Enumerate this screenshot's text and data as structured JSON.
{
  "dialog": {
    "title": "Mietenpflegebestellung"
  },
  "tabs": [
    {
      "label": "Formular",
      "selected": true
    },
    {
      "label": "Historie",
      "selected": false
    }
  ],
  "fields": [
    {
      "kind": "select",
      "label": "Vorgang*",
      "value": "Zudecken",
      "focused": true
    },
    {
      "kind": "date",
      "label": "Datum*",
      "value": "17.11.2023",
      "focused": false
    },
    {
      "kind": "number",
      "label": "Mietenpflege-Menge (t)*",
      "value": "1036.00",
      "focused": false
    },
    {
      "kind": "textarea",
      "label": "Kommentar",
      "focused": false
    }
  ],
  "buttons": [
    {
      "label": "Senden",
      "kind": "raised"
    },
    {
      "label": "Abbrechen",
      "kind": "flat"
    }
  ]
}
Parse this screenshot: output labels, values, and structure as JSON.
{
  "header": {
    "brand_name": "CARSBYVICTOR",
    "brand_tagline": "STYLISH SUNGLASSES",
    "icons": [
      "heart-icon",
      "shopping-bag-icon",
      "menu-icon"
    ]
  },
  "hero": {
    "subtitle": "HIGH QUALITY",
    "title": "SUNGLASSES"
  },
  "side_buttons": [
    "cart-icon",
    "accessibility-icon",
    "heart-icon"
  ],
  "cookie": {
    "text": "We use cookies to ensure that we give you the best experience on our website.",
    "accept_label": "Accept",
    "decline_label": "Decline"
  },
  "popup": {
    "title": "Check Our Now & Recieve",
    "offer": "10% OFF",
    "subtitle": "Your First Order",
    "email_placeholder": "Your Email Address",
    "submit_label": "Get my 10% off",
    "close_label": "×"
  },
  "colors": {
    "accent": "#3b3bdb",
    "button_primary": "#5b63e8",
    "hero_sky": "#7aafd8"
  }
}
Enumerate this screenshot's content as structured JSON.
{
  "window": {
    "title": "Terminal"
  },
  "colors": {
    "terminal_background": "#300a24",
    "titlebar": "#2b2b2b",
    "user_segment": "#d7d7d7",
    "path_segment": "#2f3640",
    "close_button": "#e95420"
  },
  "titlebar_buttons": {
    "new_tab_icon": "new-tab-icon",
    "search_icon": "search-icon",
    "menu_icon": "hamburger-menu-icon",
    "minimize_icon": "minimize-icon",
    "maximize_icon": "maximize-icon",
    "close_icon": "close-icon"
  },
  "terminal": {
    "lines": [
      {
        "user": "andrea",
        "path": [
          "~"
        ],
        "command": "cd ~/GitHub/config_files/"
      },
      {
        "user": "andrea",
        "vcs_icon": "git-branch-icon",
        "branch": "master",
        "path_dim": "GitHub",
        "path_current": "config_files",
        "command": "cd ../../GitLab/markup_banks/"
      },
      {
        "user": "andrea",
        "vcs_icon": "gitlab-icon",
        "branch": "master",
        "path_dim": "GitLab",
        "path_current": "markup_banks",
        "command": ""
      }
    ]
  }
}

######

### Prompt
The records above should be restated word for word, please.

### Problem solution
Enumerate this screenshot's text and data as structured JSON.
{
  "dialog": {
    "title": "Mietenpflegebestellung"
  },
  "tabs": [
    {
      "label": "Formular",
      "selected": true
    },
    {
      "label": "Historie",
      "selected": false
    }
  ],
  "fields": [
    {
      "kind": "select",
      "label": "Vorgang*",
      "value": "Zudecken",
      "focused": true
    },
    {
      "kind": "date",
      "label": "Datum*",
      "value": "17.11.2023",
      "focused": false
    },
    {
      "kind": "number",
      "label": "Mietenpflege-Menge (t)*",
      "value": "1036.00",
      "focused": false
    },
    {
      "kind": "textarea",
      "label": "Kommentar",
      "focused": false
    }
  ],
  "buttons": [
    {
      "label": "Senden",
      "kind": "raised"
    },
    {
      "label": "Abbrechen",
      "kind": "flat"
    }
  ]
}
Parse this screenshot: output labels, values, and structure as JSON.
{
  "header": {
    "brand_name": "CARSBYVICTOR",
    "brand_tagline": "STYLISH SUNGLASSES",
    "icons": [
      "heart-icon",
      "shopping-bag-icon",
      "menu-icon"
    ]
  },
  "hero": {
    "subtitle": "HIGH QUALITY",
    "title": "SUNGLASSES"
  },
  "side_buttons": [
    "cart-icon",
    "accessibility-icon",
    "heart-icon"
  ],
  "cookie": {
    "text": "We use cookies to ensure that we give you the best experience on our website.",
    "accept_label": "Accept",
    "decline_label": "Decline"
  },
  "popup": {
    "title": "Check Our Now & Recieve",
    "offer": "10% OFF",
    "subtitle": "Your First Order",
    "email_placeholder": "Your Email Address",
    "submit_label": "Get my 10% off",
    "close_label": "×"
  },
  "colors": {
    "accent": "#3b3bdb",
    "button_primary": "#5b63e8",
    "hero_sky": "#7aafd8"
  }
}
Enumerate this screenshot's content as structured JSON.
{
  "window": {
    "title": "Terminal"
  },
  "colors": {
    "terminal_background": "#300a24",
    "titlebar": "#2b2b2b",
    "user_segment": "#d7d7d7",
    "path_segment": "#2f3640",
    "close_button": "#e95420"
  },
  "titlebar_buttons": {
    "new_tab_icon": "new-tab-icon",
    "search_icon": "search-icon",
    "menu_icon": "hamburger-menu-icon",
    "minimize_icon": "minimize-icon",
    "maximize_icon": "maximize-icon",
    "close_icon": "close-icon"
  },
  "terminal": {
    "lines": [
      {
        "user": "andrea",
        "path": [
          "~"
        ],
        "command": "cd ~/GitHub/config_files/"
      },
      {
        "user": "andrea",
        "vcs_icon": "git-branch-icon",
        "branch": "master",
        "path_dim": "GitHub",
        "path_current": "config_files",
        "command": "cd ../../GitLab/markup_banks/"
      },
      {
        "user": "andrea",
        "vcs_icon": "gitlab-icon",
        "branch": "master",
        "path_dim": "GitLab",
        "path_current": "markup_banks",
        "command": ""
      }
    ]
  }
}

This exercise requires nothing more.